Lines of data

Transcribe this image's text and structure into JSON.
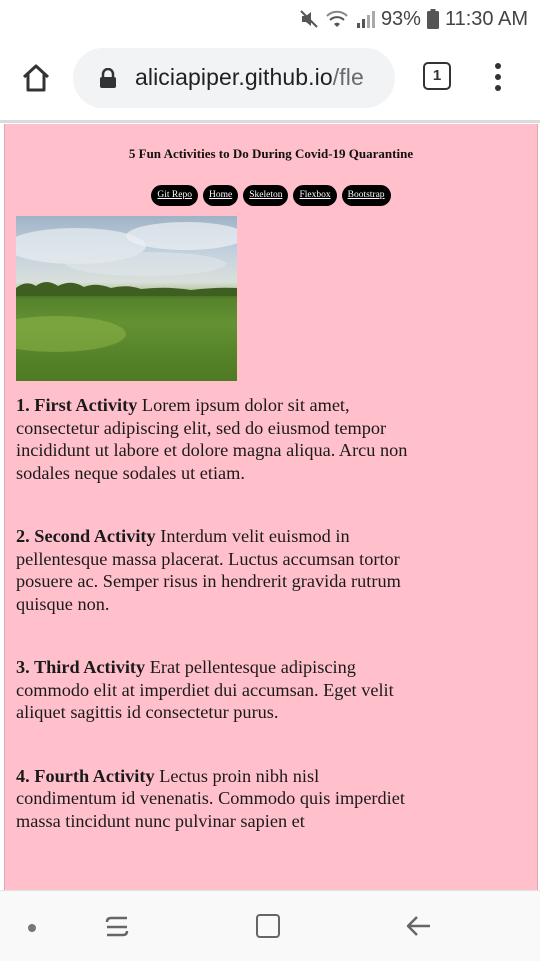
{
  "status_bar": {
    "battery": "93%",
    "time": "11:30 AM",
    "icons": [
      "mute-icon",
      "wifi-icon",
      "signal-icon",
      "battery-icon"
    ]
  },
  "browser": {
    "url_host": "aliciapiper.github.io",
    "url_path": "/fle",
    "tab_count": "1",
    "icons": [
      "home-icon",
      "lock-icon",
      "tabs-icon",
      "more-vert-icon"
    ]
  },
  "page": {
    "background": "#ffc0cb",
    "title": "5 Fun Activities to Do During Covid-19 Quarantine",
    "nav": [
      "Git Repo",
      "Home",
      "Skeleton",
      "Flexbox",
      "Bootstrap"
    ],
    "activities": [
      {
        "heading": "1. First Activity",
        "text": "Lorem ipsum dolor sit amet, consectetur adipiscing elit, sed do eiusmod tempor incididunt ut labore et dolore magna aliqua. Arcu non sodales neque sodales ut etiam."
      },
      {
        "heading": "2. Second Activity",
        "text": "Interdum velit euismod in pellentesque massa placerat. Luctus accumsan tortor posuere ac. Semper risus in hendrerit gravida rutrum quisque non."
      },
      {
        "heading": "3. Third Activity",
        "text": "Erat pellentesque adipiscing commodo elit at imperdiet dui accumsan. Eget velit aliquet sagittis id consectetur purus."
      },
      {
        "heading": "4. Fourth Activity",
        "text": "Lectus proin nibh nisl condimentum id venenatis. Commodo quis imperdiet massa tincidunt nunc pulvinar sapien et"
      }
    ]
  },
  "android_nav": {
    "icons": [
      "dot-icon",
      "recent-apps-icon",
      "home-square-icon",
      "back-arrow-icon"
    ]
  }
}
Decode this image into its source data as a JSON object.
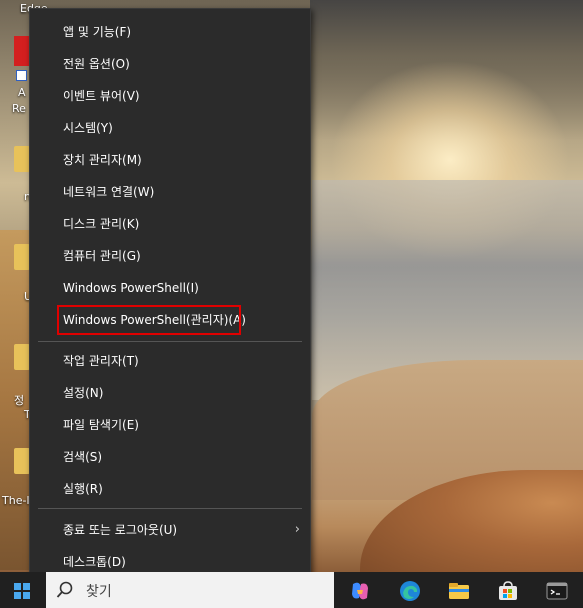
{
  "desktop": {
    "icons": [
      {
        "label": "Edge",
        "kind": "edge"
      },
      {
        "label": "A",
        "kind": "acrobat"
      },
      {
        "label": "Re",
        "kind": "acrobat-label2"
      },
      {
        "label": "n",
        "kind": "folder"
      },
      {
        "label": "U",
        "kind": "folder"
      },
      {
        "label": "정",
        "kind": "folder"
      },
      {
        "label": "T",
        "kind": "folder"
      },
      {
        "label": "The-I",
        "kind": "folder"
      }
    ]
  },
  "menu": {
    "group1": [
      {
        "label": "앱 및 기능(F)"
      },
      {
        "label": "전원 옵션(O)"
      },
      {
        "label": "이벤트 뷰어(V)"
      },
      {
        "label": "시스템(Y)"
      },
      {
        "label": "장치 관리자(M)"
      },
      {
        "label": "네트워크 연결(W)"
      },
      {
        "label": "디스크 관리(K)"
      },
      {
        "label": "컴퓨터 관리(G)"
      },
      {
        "label": "Windows PowerShell(I)"
      },
      {
        "label": "Windows PowerShell(관리자)(A)"
      }
    ],
    "group2": [
      {
        "label": "작업 관리자(T)"
      },
      {
        "label": "설정(N)"
      },
      {
        "label": "파일 탐색기(E)"
      },
      {
        "label": "검색(S)"
      },
      {
        "label": "실행(R)"
      }
    ],
    "group3": [
      {
        "label": "종료 또는 로그아웃(U)",
        "submenu_icon": "chevron-right-icon"
      },
      {
        "label": "데스크톱(D)"
      }
    ],
    "highlight_color": "#e00000"
  },
  "taskbar": {
    "search_placeholder": "찾기",
    "apps": [
      {
        "name": "copilot-icon"
      },
      {
        "name": "edge-icon"
      },
      {
        "name": "file-explorer-icon"
      },
      {
        "name": "microsoft-store-icon"
      },
      {
        "name": "terminal-icon"
      }
    ]
  }
}
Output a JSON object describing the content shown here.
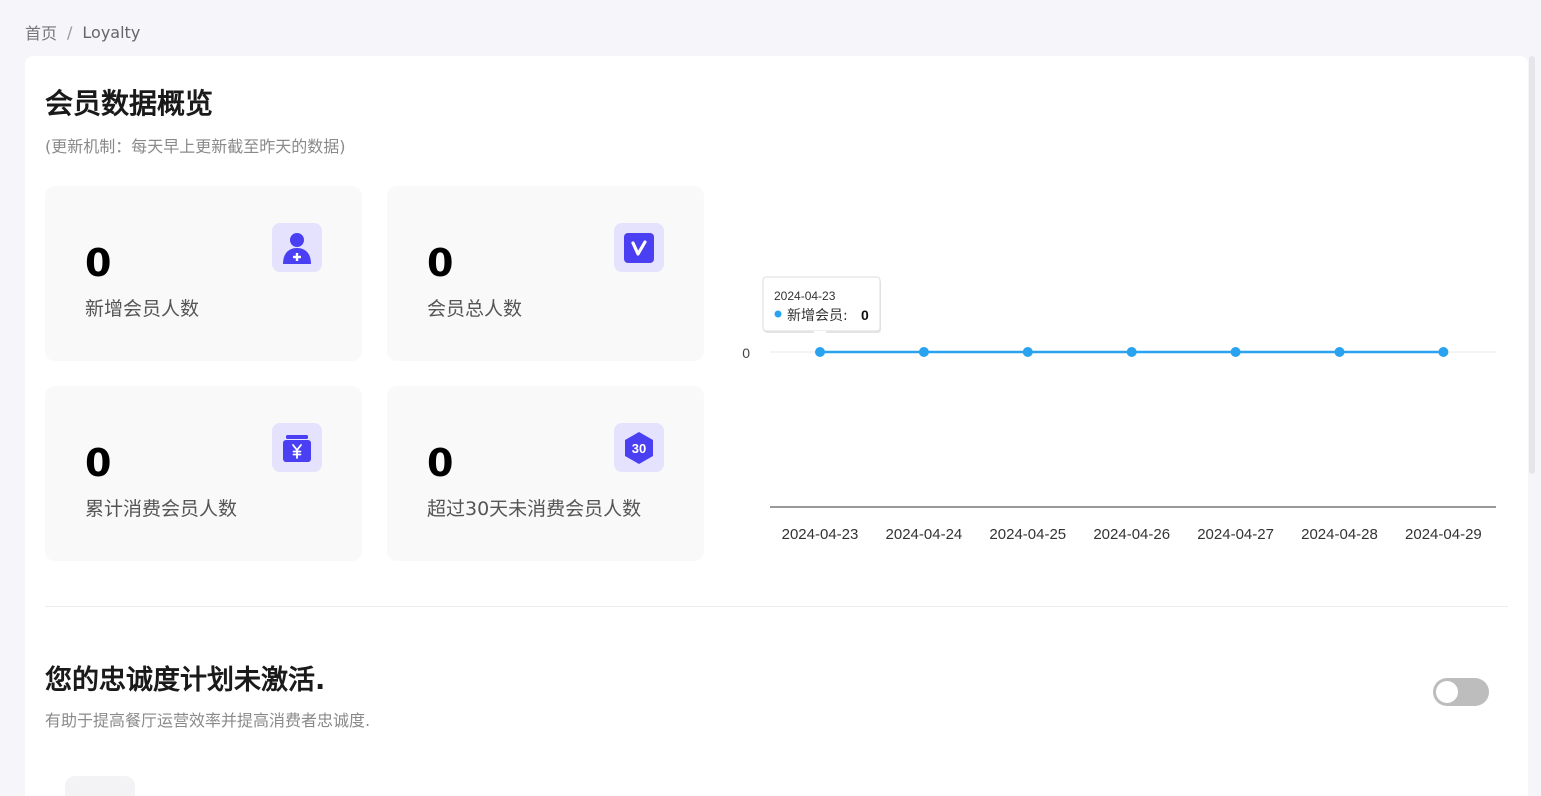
{
  "breadcrumb": {
    "home": "首页",
    "sep": "/",
    "current": "Loyalty"
  },
  "overview": {
    "title": "会员数据概览",
    "subtitle": "(更新机制：每天早上更新截至昨天的数据)",
    "stats": [
      {
        "value": "0",
        "label": "新增会员人数",
        "icon": "add-member-icon"
      },
      {
        "value": "0",
        "label": "会员总人数",
        "icon": "vip-icon"
      },
      {
        "value": "0",
        "label": "累计消费会员人数",
        "icon": "yuan-wallet-icon"
      },
      {
        "value": "0",
        "label": "超过30天未消费会员人数",
        "icon": "thirty-days-icon",
        "icon_text": "30"
      }
    ]
  },
  "chart_data": {
    "type": "line",
    "x": [
      "2024-04-23",
      "2024-04-24",
      "2024-04-25",
      "2024-04-26",
      "2024-04-27",
      "2024-04-28",
      "2024-04-29"
    ],
    "series": [
      {
        "name": "新增会员",
        "values": [
          0,
          0,
          0,
          0,
          0,
          0,
          0
        ],
        "color": "#29a3f0"
      }
    ],
    "y_ticks": [
      "0"
    ],
    "tooltip": {
      "date": "2024-04-23",
      "series": "新增会员",
      "value": "0"
    }
  },
  "loyalty": {
    "title": "您的忠诚度计划未激活.",
    "description": "有助于提高餐厅运营效率并提高消费者忠诚度.",
    "enabled": false
  },
  "colors": {
    "accent": "#4a3ff2",
    "icon_bg": "#e4e2fd",
    "line": "#29a3f0"
  }
}
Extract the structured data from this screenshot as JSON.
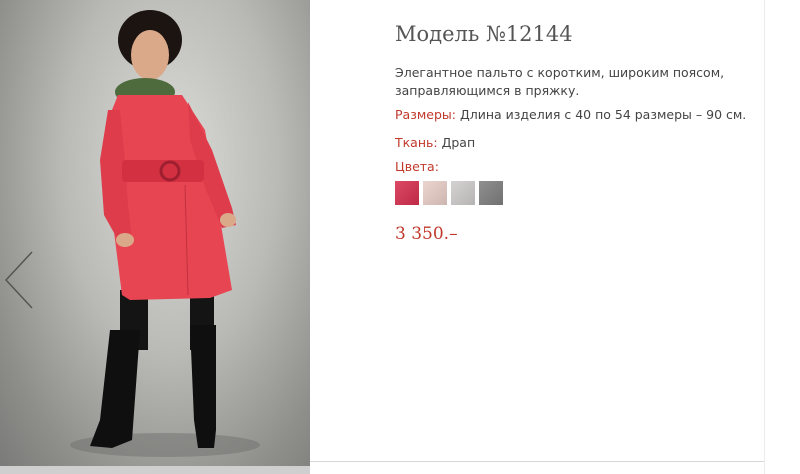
{
  "product": {
    "title": "Модель №12144",
    "description": "Элегантное пальто  с коротким, широким  поясом, заправляющимся в пряжку.",
    "sizes_label": "Размеры:",
    "sizes_value": " Длина изделия с 40 по 54 размеры – 90 см.",
    "fabric_label": "Ткань:",
    "fabric_value": " Драп",
    "colors_label": "Цвета:",
    "price": "3 350.–"
  },
  "colors": [
    "#d8304f",
    "#e9cfc8",
    "#cfcccc",
    "#808080"
  ],
  "photo": {
    "icons": [
      "chevron-left-icon"
    ]
  }
}
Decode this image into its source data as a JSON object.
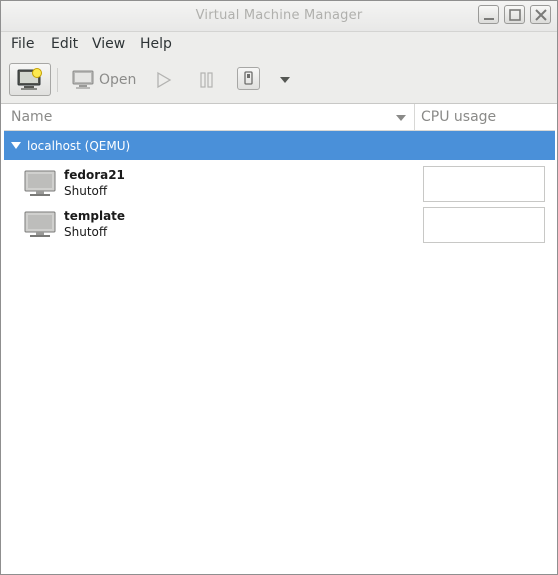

Your goal: Restate the whole listing above exactly, except for its images.

Response below:
Transcribe this image's text and structure into JSON.
{
  "status_bar": {
    "battery": "93%",
    "time": "11:30 AM",
    "icons": [
      "mute-icon",
      "wifi-icon",
      "signal-icon",
      "battery-icon"
    ]
  },
  "browser": {
    "url_host": "aliciapiper.github.io",
    "url_path": "/fle",
    "tab_count": "1",
    "icons": [
      "home-icon",
      "lock-icon",
      "tabs-icon",
      "more-vert-icon"
    ]
  },
  "page": {
    "background": "#ffc0cb",
    "title": "5 Fun Activities to Do During Covid-19 Quarantine",
    "nav": [
      "Git Repo",
      "Home",
      "Skeleton",
      "Flexbox",
      "Bootstrap"
    ],
    "activities": [
      {
        "heading": "1. First Activity",
        "text": "Lorem ipsum dolor sit amet, consectetur adipiscing elit, sed do eiusmod tempor incididunt ut labore et dolore magna aliqua. Arcu non sodales neque sodales ut etiam."
      },
      {
        "heading": "2. Second Activity",
        "text": "Interdum velit euismod in pellentesque massa placerat. Luctus accumsan tortor posuere ac. Semper risus in hendrerit gravida rutrum quisque non."
      },
      {
        "heading": "3. Third Activity",
        "text": "Erat pellentesque adipiscing commodo elit at imperdiet dui accumsan. Eget velit aliquet sagittis id consectetur purus."
      },
      {
        "heading": "4. Fourth Activity",
        "text": "Lectus proin nibh nisl condimentum id venenatis. Commodo quis imperdiet massa tincidunt nunc pulvinar sapien et"
      }
    ]
  },
  "android_nav": {
    "icons": [
      "dot-icon",
      "recent-apps-icon",
      "home-square-icon",
      "back-arrow-icon"
    ]
  }
}
Decode this image into its source data as a JSON object.
{
  "desktop": {
    "icons": [
      {
        "label": "Edge",
        "kind": "edge"
      },
      {
        "label": "A",
        "kind": "acrobat"
      },
      {
        "label": "Re",
        "kind": "acrobat-label2"
      },
      {
        "label": "n",
        "kind": "folder"
      },
      {
        "label": "U",
        "kind": "folder"
      },
      {
        "label": "정",
        "kind": "folder"
      },
      {
        "label": "T",
        "kind": "folder"
      },
      {
        "label": "The-I",
        "kind": "folder"
      }
    ]
  },
  "menu": {
    "group1": [
      {
        "label": "앱 및 기능(F)"
      },
      {
        "label": "전원 옵션(O)"
      },
      {
        "label": "이벤트 뷰어(V)"
      },
      {
        "label": "시스템(Y)"
      },
      {
        "label": "장치 관리자(M)"
      },
      {
        "label": "네트워크 연결(W)"
      },
      {
        "label": "디스크 관리(K)"
      },
      {
        "label": "컴퓨터 관리(G)"
      },
      {
        "label": "Windows PowerShell(I)"
      },
      {
        "label": "Windows PowerShell(관리자)(A)"
      }
    ],
    "group2": [
      {
        "label": "작업 관리자(T)"
      },
      {
        "label": "설정(N)"
      },
      {
        "label": "파일 탐색기(E)"
      },
      {
        "label": "검색(S)"
      },
      {
        "label": "실행(R)"
      }
    ],
    "group3": [
      {
        "label": "종료 또는 로그아웃(U)",
        "submenu_icon": "chevron-right-icon"
      },
      {
        "label": "데스크톱(D)"
      }
    ],
    "highlight_color": "#e00000"
  },
  "taskbar": {
    "search_placeholder": "찾기",
    "apps": [
      {
        "name": "copilot-icon"
      },
      {
        "name": "edge-icon"
      },
      {
        "name": "file-explorer-icon"
      },
      {
        "name": "microsoft-store-icon"
      },
      {
        "name": "terminal-icon"
      }
    ]
  }
}
Output a JSON object describing the content shown here.
{
  "breadcrumb": {
    "home": "首页",
    "sep": "/",
    "current": "Loyalty"
  },
  "overview": {
    "title": "会员数据概览",
    "subtitle": "(更新机制：每天早上更新截至昨天的数据)",
    "stats": [
      {
        "value": "0",
        "label": "新增会员人数",
        "icon": "add-member-icon"
      },
      {
        "value": "0",
        "label": "会员总人数",
        "icon": "vip-icon"
      },
      {
        "value": "0",
        "label": "累计消费会员人数",
        "icon": "yuan-wallet-icon"
      },
      {
        "value": "0",
        "label": "超过30天未消费会员人数",
        "icon": "thirty-days-icon",
        "icon_text": "30"
      }
    ]
  },
  "chart_data": {
    "type": "line",
    "x": [
      "2024-04-23",
      "2024-04-24",
      "2024-04-25",
      "2024-04-26",
      "2024-04-27",
      "2024-04-28",
      "2024-04-29"
    ],
    "series": [
      {
        "name": "新增会员",
        "values": [
          0,
          0,
          0,
          0,
          0,
          0,
          0
        ],
        "color": "#29a3f0"
      }
    ],
    "y_ticks": [
      "0"
    ],
    "tooltip": {
      "date": "2024-04-23",
      "series": "新增会员",
      "value": "0"
    }
  },
  "loyalty": {
    "title": "您的忠诚度计划未激活.",
    "description": "有助于提高餐厅运营效率并提高消费者忠诚度.",
    "enabled": false
  },
  "colors": {
    "accent": "#4a3ff2",
    "icon_bg": "#e4e2fd",
    "line": "#29a3f0"
  }
}
Extract the structured data from this screenshot as JSON.
{
  "product": {
    "title": "Модель №12144",
    "description": "Элегантное пальто  с коротким, широким  поясом, заправляющимся в пряжку.",
    "sizes_label": "Размеры:",
    "sizes_value": " Длина изделия с 40 по 54 размеры – 90 см.",
    "fabric_label": "Ткань:",
    "fabric_value": " Драп",
    "colors_label": "Цвета:",
    "price": "3 350.–"
  },
  "colors": [
    "#d8304f",
    "#e9cfc8",
    "#cfcccc",
    "#808080"
  ],
  "photo": {
    "icons": [
      "chevron-left-icon"
    ]
  }
}
Decode this image into its source data as a JSON object.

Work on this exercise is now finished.